**The exercise**
The listing below should be written out exactly; please include all of it.

-- Start of Information provided --

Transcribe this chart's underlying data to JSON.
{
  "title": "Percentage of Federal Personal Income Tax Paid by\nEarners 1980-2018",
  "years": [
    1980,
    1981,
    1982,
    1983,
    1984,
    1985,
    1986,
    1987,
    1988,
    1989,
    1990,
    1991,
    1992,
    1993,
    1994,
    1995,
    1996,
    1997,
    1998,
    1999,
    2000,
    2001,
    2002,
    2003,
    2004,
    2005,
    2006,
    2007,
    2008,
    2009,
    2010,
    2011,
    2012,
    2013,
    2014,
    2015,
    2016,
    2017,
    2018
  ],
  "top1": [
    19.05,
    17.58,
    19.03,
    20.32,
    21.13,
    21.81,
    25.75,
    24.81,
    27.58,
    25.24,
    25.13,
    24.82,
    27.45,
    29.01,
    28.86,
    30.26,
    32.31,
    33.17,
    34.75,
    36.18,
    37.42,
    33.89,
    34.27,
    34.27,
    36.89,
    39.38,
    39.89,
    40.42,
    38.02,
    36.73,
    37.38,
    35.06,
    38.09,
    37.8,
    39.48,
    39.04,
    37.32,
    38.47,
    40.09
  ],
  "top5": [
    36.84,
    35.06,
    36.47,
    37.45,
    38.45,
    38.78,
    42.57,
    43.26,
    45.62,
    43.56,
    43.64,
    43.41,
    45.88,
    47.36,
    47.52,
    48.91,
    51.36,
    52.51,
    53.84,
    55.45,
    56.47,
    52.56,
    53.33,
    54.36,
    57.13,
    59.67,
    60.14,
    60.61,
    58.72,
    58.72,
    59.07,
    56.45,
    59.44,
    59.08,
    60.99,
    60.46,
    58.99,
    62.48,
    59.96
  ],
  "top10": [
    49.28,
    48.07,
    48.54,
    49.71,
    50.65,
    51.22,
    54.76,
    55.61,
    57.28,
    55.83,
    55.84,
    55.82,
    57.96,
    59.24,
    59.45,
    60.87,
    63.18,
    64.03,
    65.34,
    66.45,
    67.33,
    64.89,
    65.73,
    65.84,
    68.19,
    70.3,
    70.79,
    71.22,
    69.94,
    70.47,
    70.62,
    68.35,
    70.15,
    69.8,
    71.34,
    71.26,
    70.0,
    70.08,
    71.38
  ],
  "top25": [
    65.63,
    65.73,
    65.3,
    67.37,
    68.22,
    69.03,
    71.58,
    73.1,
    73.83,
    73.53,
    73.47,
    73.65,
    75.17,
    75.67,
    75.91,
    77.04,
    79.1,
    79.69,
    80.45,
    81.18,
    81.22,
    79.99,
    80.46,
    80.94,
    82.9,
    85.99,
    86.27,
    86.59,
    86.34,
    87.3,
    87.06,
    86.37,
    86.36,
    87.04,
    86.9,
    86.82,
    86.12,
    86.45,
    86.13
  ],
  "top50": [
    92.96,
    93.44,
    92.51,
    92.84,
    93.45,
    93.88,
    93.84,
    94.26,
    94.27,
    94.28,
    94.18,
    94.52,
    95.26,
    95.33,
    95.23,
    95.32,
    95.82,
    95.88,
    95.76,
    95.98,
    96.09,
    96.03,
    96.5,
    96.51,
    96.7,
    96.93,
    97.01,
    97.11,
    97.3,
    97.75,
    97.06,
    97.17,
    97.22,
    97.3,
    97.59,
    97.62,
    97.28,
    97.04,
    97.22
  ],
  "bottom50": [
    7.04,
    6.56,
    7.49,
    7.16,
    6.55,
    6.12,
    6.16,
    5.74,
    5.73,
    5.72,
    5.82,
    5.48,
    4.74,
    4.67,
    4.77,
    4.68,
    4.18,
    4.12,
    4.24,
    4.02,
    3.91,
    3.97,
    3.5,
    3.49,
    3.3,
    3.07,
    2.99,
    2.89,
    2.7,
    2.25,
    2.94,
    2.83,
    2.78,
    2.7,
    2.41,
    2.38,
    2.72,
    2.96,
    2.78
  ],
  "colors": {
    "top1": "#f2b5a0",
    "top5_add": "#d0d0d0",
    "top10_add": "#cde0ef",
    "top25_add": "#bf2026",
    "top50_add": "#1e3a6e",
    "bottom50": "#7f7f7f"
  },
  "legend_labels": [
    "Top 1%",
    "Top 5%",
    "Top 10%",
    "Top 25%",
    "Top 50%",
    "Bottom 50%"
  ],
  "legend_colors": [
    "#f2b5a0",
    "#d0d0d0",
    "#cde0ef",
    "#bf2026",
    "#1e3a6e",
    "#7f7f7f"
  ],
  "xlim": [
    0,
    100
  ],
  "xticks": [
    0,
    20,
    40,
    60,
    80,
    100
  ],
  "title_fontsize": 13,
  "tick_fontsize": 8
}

-- End of Information provided --

**Complete output**
Transcribe this chart's underlying data to JSON.
{
  "title": "Percentage of Federal Personal Income Tax Paid by\nEarners 1980-2018",
  "years": [
    1980,
    1981,
    1982,
    1983,
    1984,
    1985,
    1986,
    1987,
    1988,
    1989,
    1990,
    1991,
    1992,
    1993,
    1994,
    1995,
    1996,
    1997,
    1998,
    1999,
    2000,
    2001,
    2002,
    2003,
    2004,
    2005,
    2006,
    2007,
    2008,
    2009,
    2010,
    2011,
    2012,
    2013,
    2014,
    2015,
    2016,
    2017,
    2018
  ],
  "top1": [
    19.05,
    17.58,
    19.03,
    20.32,
    21.13,
    21.81,
    25.75,
    24.81,
    27.58,
    25.24,
    25.13,
    24.82,
    27.45,
    29.01,
    28.86,
    30.26,
    32.31,
    33.17,
    34.75,
    36.18,
    37.42,
    33.89,
    34.27,
    34.27,
    36.89,
    39.38,
    39.89,
    40.42,
    38.02,
    36.73,
    37.38,
    35.06,
    38.09,
    37.8,
    39.48,
    39.04,
    37.32,
    38.47,
    40.09
  ],
  "top5": [
    36.84,
    35.06,
    36.47,
    37.45,
    38.45,
    38.78,
    42.57,
    43.26,
    45.62,
    43.56,
    43.64,
    43.41,
    45.88,
    47.36,
    47.52,
    48.91,
    51.36,
    52.51,
    53.84,
    55.45,
    56.47,
    52.56,
    53.33,
    54.36,
    57.13,
    59.67,
    60.14,
    60.61,
    58.72,
    58.72,
    59.07,
    56.45,
    59.44,
    59.08,
    60.99,
    60.46,
    58.99,
    62.48,
    59.96
  ],
  "top10": [
    49.28,
    48.07,
    48.54,
    49.71,
    50.65,
    51.22,
    54.76,
    55.61,
    57.28,
    55.83,
    55.84,
    55.82,
    57.96,
    59.24,
    59.45,
    60.87,
    63.18,
    64.03,
    65.34,
    66.45,
    67.33,
    64.89,
    65.73,
    65.84,
    68.19,
    70.3,
    70.79,
    71.22,
    69.94,
    70.47,
    70.62,
    68.35,
    70.15,
    69.8,
    71.34,
    71.26,
    70.0,
    70.08,
    71.38
  ],
  "top25": [
    65.63,
    65.73,
    65.3,
    67.37,
    68.22,
    69.03,
    71.58,
    73.1,
    73.83,
    73.53,
    73.47,
    73.65,
    75.17,
    75.67,
    75.91,
    77.04,
    79.1,
    79.69,
    80.45,
    81.18,
    81.22,
    79.99,
    80.46,
    80.94,
    82.9,
    85.99,
    86.27,
    86.59,
    86.34,
    87.3,
    87.06,
    86.37,
    86.36,
    87.04,
    86.9,
    86.82,
    86.12,
    86.45,
    86.13
  ],
  "top50": [
    92.96,
    93.44,
    92.51,
    92.84,
    93.45,
    93.88,
    93.84,
    94.26,
    94.27,
    94.28,
    94.18,
    94.52,
    95.26,
    95.33,
    95.23,
    95.32,
    95.82,
    95.88,
    95.76,
    95.98,
    96.09,
    96.03,
    96.5,
    96.51,
    96.7,
    96.93,
    97.01,
    97.11,
    97.3,
    97.75,
    97.06,
    97.17,
    97.22,
    97.3,
    97.59,
    97.62,
    97.28,
    97.04,
    97.22
  ],
  "bottom50": [
    7.04,
    6.56,
    7.49,
    7.16,
    6.55,
    6.12,
    6.16,
    5.74,
    5.73,
    5.72,
    5.82,
    5.48,
    4.74,
    4.67,
    4.77,
    4.68,
    4.18,
    4.12,
    4.24,
    4.02,
    3.91,
    3.97,
    3.5,
    3.49,
    3.3,
    3.07,
    2.99,
    2.89,
    2.7,
    2.25,
    2.94,
    2.83,
    2.78,
    2.7,
    2.41,
    2.38,
    2.72,
    2.96,
    2.78
  ],
  "colors": {
    "top1": "#f2b5a0",
    "top5_add": "#d0d0d0",
    "top10_add": "#cde0ef",
    "top25_add": "#bf2026",
    "top50_add": "#1e3a6e",
    "bottom50": "#7f7f7f"
  },
  "legend_labels": [
    "Top 1%",
    "Top 5%",
    "Top 10%",
    "Top 25%",
    "Top 50%",
    "Bottom 50%"
  ],
  "legend_colors": [
    "#f2b5a0",
    "#d0d0d0",
    "#cde0ef",
    "#bf2026",
    "#1e3a6e",
    "#7f7f7f"
  ],
  "xlim": [
    0,
    100
  ],
  "xticks": [
    0,
    20,
    40,
    60,
    80,
    100
  ],
  "title_fontsize": 13,
  "tick_fontsize": 8
}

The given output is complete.